■ **Exercise details**
Scan the data beneath this task and copy each line that includes "JSON".

#####

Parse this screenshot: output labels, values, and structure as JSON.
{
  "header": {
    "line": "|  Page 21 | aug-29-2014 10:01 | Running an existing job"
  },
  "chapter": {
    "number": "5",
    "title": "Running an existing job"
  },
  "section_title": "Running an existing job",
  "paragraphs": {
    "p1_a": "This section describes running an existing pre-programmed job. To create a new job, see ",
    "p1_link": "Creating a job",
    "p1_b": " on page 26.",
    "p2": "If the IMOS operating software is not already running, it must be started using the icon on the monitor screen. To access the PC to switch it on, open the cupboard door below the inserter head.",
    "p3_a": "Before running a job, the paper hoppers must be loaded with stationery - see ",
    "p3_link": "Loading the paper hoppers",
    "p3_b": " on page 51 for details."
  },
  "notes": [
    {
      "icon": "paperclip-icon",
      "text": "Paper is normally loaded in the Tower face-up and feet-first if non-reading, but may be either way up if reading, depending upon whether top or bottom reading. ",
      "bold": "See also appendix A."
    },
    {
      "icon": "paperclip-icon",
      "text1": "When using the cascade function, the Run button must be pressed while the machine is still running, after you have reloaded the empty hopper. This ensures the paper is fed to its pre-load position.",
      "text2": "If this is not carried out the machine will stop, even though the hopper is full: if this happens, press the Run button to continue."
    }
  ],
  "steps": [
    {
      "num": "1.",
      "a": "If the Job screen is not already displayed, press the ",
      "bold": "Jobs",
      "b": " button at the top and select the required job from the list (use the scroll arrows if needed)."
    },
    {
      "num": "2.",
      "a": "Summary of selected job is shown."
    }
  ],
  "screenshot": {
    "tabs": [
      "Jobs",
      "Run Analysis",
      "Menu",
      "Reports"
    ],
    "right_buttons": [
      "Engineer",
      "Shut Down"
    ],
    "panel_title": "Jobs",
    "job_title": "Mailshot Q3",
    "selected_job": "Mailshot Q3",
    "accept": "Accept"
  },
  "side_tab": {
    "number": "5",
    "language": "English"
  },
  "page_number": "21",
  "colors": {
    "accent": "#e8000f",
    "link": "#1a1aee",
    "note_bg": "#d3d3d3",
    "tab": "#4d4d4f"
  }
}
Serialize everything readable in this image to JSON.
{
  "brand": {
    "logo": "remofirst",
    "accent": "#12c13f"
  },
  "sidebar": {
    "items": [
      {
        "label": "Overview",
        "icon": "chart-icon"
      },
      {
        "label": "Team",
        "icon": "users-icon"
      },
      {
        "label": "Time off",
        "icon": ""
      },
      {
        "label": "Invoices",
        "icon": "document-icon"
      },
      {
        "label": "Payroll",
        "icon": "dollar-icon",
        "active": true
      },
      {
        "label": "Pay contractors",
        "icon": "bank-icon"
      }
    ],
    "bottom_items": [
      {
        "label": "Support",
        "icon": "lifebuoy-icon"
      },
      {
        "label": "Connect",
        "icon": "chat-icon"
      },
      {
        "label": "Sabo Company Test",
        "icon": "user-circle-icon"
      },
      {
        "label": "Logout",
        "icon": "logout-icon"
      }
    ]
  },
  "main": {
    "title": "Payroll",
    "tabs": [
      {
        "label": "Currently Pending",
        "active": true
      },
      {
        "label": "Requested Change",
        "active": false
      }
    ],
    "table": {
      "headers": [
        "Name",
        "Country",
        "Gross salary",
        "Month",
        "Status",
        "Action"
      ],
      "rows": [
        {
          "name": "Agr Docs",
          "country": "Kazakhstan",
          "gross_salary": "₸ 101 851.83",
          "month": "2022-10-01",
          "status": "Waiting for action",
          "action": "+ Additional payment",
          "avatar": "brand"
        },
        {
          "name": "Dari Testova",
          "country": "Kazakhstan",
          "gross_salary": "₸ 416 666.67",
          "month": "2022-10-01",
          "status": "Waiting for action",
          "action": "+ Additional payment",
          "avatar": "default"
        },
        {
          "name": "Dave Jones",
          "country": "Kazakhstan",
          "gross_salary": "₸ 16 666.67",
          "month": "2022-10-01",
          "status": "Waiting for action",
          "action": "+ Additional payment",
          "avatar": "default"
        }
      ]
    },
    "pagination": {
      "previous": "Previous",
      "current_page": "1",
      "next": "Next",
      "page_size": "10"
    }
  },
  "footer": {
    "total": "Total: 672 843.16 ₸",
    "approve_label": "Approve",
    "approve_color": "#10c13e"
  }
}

#####

■ **The completed task**
Parse this screenshot: output labels, values, and structure as JSON.
Serialize everything readable in this image to JSON.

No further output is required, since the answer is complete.